### RECORDS FOR THIS TASK
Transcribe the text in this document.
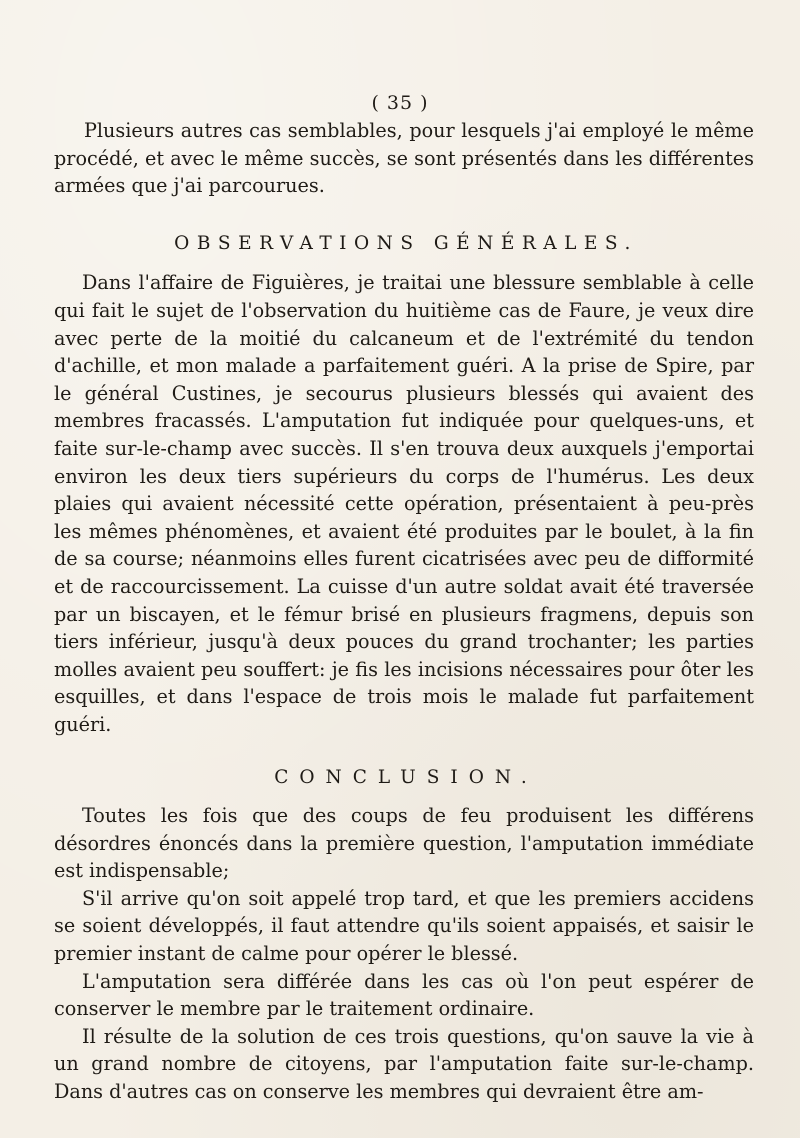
( 35 )

Plusieurs autres cas semblables, pour lesquels j'ai employé le même procédé, et avec le même succès, se sont présentés dans les différentes armées que j'ai parcourues.

OBSERVATIONS GÉNÉRALES.

Dans l'affaire de Figuières, je traitai une blessure semblable à celle qui fait le sujet de l'observation du huitième cas de Faure, je veux dire avec perte de la moitié du calcaneum et de l'extrémité du tendon d'achille, et mon malade a parfaitement guéri. A la prise de Spire, par le général Custines, je secourus plusieurs blessés qui avaient des membres fracassés. L'amputation fut indiquée pour quelques-uns, et faite sur-le-champ avec succès. Il s'en trouva deux auxquels j'emportai environ les deux tiers supérieurs du corps de l'humérus. Les deux plaies qui avaient nécessité cette opération, présentaient à peu-près les mêmes phénomènes, et avaient été produites par le boulet, à la fin de sa course; néanmoins elles furent cicatrisées avec peu de difformité et de raccourcissement. La cuisse d'un autre soldat avait été traversée par un biscayen, et le fémur brisé en plusieurs fragmens, depuis son tiers inférieur, jusqu'à deux pouces du grand trochanter; les parties molles avaient peu souffert: je fis les incisions nécessaires pour ôter les esquilles, et dans l'espace de trois mois le malade fut parfaitement guéri.

CONCLUSION.

Toutes les fois que des coups de feu produisent les différens désordres énoncés dans la première question, l'amputation immédiate est indispensable;

S'il arrive qu'on soit appelé trop tard, et que les premiers accidens se soient développés, il faut attendre qu'ils soient appaisés, et saisir le premier instant de calme pour opérer le blessé.

L'amputation sera différée dans les cas où l'on peut espérer de conserver le membre par le traitement ordinaire.

Il résulte de la solution de ces trois questions, qu'on sauve la vie à un grand nombre de citoyens, par l'amputation faite sur-le-champ. Dans d'autres cas on conserve les membres qui devraient être am-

### GOAL
Copy the listing word for word, excluding its pictures.

### RESULT OF THE EXERCISE
Transcribe the text in this document.
( 35 )

Plusieurs autres cas semblables, pour lesquels j'ai employé le même procédé, et avec le même succès, se sont présentés dans les différentes armées que j'ai parcourues.

OBSERVATIONS GÉNÉRALES.

Dans l'affaire de Figuières, je traitai une blessure semblable à celle qui fait le sujet de l'observation du huitième cas de Faure, je veux dire avec perte de la moitié du calcaneum et de l'extrémité du tendon d'achille, et mon malade a parfaitement guéri. A la prise de Spire, par le général Custines, je secourus plusieurs blessés qui avaient des membres fracassés. L'amputation fut indiquée pour quelques-uns, et faite sur-le-champ avec succès. Il s'en trouva deux auxquels j'emportai environ les deux tiers supérieurs du corps de l'humérus. Les deux plaies qui avaient nécessité cette opération, présentaient à peu-près les mêmes phénomènes, et avaient été produites par le boulet, à la fin de sa course; néanmoins elles furent cicatrisées avec peu de difformité et de raccourcissement. La cuisse d'un autre soldat avait été traversée par un biscayen, et le fémur brisé en plusieurs fragmens, depuis son tiers inférieur, jusqu'à deux pouces du grand trochanter; les parties molles avaient peu souffert: je fis les incisions nécessaires pour ôter les esquilles, et dans l'espace de trois mois le malade fut parfaitement guéri.

CONCLUSION.

Toutes les fois que des coups de feu produisent les différens désordres énoncés dans la première question, l'amputation immédiate est indispensable;

S'il arrive qu'on soit appelé trop tard, et que les premiers accidens se soient développés, il faut attendre qu'ils soient appaisés, et saisir le premier instant de calme pour opérer le blessé.

L'amputation sera différée dans les cas où l'on peut espérer de conserver le membre par le traitement ordinaire.

Il résulte de la solution de ces trois questions, qu'on sauve la vie à un grand nombre de citoyens, par l'amputation faite sur-le-champ. Dans d'autres cas on conserve les membres qui devraient être am-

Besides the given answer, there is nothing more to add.